__Exercise__: Scan the entries below and count the lines holding the string "text". Supply only the number.
===============
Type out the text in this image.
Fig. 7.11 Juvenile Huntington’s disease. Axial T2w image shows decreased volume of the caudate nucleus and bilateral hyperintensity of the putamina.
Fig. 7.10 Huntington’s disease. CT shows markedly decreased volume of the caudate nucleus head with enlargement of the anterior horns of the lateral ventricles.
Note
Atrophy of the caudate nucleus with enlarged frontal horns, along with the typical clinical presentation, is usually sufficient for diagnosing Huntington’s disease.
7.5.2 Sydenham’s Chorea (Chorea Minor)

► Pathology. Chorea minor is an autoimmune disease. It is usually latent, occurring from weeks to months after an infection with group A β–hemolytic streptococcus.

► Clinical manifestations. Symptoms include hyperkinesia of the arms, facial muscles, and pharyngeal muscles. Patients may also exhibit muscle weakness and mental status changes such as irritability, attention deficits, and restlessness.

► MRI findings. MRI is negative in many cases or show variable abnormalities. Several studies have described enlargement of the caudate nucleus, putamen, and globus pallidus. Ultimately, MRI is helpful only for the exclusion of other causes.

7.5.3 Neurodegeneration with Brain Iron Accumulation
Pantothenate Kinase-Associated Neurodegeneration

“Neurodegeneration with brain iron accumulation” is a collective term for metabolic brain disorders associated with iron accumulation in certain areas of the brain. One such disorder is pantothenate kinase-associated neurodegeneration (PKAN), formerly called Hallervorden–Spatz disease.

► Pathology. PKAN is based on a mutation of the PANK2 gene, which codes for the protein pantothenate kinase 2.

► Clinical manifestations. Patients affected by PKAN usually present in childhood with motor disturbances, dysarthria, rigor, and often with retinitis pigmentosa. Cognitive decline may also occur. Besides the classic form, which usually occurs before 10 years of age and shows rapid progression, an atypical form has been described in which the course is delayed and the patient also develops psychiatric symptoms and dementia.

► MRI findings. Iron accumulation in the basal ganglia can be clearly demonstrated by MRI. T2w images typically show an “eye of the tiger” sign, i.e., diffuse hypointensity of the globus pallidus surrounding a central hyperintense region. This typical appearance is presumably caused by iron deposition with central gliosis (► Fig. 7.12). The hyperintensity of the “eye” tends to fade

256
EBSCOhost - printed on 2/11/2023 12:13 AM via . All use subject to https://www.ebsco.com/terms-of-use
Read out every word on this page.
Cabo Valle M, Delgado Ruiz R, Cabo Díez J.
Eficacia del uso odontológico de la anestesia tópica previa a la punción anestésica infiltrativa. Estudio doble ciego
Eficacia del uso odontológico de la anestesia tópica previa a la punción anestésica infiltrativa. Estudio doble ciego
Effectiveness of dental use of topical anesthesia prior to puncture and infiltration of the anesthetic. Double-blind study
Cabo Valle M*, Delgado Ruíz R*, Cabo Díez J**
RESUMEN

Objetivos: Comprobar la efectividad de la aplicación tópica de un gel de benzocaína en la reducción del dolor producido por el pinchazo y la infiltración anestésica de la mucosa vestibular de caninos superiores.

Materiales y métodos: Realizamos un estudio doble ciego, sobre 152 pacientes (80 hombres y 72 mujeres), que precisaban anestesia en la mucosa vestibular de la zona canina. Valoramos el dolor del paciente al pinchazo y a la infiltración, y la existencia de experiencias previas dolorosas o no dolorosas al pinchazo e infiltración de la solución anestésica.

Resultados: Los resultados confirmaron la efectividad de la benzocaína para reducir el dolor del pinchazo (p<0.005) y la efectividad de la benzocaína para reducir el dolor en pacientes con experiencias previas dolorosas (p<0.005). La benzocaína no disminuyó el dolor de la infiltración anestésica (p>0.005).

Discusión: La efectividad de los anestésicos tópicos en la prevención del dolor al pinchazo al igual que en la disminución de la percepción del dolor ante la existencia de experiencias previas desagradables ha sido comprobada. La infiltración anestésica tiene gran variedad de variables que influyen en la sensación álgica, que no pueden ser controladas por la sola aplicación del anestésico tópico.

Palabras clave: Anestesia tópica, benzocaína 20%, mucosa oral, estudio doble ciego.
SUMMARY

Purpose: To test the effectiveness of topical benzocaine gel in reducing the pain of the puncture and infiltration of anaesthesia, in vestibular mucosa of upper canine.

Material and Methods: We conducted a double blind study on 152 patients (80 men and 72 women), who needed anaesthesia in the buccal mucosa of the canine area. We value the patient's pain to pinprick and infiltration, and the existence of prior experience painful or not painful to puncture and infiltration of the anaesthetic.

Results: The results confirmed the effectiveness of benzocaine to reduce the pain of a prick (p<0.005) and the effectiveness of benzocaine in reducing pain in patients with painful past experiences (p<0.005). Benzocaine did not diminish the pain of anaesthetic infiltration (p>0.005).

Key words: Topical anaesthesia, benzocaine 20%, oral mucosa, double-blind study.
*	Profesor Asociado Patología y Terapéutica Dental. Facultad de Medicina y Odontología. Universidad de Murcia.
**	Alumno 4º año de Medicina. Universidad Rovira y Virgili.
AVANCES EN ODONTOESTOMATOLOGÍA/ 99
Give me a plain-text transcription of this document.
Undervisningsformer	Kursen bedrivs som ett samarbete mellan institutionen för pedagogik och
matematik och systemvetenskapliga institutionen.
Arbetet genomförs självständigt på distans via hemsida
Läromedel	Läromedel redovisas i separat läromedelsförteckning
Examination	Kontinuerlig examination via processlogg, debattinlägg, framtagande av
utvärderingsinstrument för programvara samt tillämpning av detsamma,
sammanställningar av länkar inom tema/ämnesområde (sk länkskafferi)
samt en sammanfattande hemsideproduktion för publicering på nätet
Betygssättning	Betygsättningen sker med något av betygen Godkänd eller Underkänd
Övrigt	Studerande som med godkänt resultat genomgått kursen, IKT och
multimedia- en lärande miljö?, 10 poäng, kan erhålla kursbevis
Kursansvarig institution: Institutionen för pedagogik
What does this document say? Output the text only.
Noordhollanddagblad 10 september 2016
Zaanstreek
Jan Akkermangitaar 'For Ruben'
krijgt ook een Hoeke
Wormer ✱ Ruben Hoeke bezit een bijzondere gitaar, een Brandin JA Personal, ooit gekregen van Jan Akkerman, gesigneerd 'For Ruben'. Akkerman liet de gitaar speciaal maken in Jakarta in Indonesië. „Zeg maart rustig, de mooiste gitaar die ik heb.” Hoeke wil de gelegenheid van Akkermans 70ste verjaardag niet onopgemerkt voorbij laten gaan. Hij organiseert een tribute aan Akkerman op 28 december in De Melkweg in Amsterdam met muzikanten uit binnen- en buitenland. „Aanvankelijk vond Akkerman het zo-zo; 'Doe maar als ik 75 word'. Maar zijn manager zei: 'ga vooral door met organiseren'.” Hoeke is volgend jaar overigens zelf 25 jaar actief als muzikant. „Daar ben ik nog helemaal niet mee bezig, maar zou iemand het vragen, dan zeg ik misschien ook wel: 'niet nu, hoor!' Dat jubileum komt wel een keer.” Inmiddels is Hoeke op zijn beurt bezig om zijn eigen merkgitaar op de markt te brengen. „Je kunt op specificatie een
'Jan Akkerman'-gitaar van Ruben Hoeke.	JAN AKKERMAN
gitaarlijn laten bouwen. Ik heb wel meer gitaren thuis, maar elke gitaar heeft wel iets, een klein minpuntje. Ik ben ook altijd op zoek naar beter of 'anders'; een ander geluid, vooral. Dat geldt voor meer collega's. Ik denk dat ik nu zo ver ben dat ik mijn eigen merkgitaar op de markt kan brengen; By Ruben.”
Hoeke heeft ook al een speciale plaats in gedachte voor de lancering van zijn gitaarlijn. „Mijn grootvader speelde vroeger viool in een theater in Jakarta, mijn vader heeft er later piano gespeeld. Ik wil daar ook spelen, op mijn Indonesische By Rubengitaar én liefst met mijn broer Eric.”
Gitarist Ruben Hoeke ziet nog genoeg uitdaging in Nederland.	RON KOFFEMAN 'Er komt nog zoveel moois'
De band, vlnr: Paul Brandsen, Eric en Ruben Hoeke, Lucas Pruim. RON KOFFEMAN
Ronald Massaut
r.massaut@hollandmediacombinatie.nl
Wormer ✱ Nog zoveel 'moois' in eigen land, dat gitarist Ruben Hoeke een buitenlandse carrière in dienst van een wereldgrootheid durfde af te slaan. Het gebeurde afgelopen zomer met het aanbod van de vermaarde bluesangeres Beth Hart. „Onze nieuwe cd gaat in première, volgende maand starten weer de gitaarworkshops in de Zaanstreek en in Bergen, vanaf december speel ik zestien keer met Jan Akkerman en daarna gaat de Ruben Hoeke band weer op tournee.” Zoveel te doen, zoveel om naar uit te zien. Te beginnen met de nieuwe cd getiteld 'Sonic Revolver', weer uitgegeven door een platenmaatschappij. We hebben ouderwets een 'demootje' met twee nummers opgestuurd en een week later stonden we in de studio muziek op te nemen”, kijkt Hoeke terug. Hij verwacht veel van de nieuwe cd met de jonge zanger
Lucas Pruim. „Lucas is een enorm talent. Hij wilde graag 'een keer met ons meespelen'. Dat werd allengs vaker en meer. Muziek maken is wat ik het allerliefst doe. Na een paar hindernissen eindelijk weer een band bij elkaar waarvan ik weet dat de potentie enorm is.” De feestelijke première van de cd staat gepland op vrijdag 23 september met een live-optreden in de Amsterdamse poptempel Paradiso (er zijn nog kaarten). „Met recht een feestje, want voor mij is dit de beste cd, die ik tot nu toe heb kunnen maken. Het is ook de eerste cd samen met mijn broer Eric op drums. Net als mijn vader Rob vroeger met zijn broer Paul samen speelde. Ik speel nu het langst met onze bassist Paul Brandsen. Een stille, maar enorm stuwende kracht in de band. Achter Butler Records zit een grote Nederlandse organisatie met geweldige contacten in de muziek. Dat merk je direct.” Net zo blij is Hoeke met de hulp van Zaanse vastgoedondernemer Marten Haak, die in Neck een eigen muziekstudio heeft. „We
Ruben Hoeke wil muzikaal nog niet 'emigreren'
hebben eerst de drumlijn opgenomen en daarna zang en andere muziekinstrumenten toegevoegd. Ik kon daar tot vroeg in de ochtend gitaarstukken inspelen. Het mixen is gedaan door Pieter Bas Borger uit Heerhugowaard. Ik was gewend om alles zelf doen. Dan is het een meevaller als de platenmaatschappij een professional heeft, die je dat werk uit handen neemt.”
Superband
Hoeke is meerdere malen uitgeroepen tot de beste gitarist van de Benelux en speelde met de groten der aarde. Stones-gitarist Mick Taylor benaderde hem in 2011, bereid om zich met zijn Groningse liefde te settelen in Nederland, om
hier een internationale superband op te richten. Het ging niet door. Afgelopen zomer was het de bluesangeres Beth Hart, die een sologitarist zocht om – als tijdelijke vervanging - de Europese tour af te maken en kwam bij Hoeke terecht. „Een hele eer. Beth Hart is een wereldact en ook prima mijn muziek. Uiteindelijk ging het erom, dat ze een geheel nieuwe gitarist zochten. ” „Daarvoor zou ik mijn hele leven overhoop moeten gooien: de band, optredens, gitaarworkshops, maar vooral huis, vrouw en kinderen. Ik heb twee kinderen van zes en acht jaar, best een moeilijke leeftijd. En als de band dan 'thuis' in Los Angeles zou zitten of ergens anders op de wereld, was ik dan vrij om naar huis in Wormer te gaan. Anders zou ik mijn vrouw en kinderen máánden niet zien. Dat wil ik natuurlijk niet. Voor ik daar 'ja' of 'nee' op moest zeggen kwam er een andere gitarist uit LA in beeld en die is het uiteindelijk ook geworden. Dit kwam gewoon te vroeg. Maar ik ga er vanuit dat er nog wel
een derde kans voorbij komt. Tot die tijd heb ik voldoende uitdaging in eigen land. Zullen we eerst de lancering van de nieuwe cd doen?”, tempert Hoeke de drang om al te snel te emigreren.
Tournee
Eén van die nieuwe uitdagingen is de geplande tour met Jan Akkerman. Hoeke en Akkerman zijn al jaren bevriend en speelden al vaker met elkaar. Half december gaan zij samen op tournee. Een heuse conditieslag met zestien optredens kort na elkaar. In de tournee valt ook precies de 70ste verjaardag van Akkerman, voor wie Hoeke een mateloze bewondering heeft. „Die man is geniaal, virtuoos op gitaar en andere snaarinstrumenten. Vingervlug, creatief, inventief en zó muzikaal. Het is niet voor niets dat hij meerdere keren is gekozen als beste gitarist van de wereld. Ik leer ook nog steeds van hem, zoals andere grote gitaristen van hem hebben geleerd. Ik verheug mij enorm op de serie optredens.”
===============
__Response below__: 3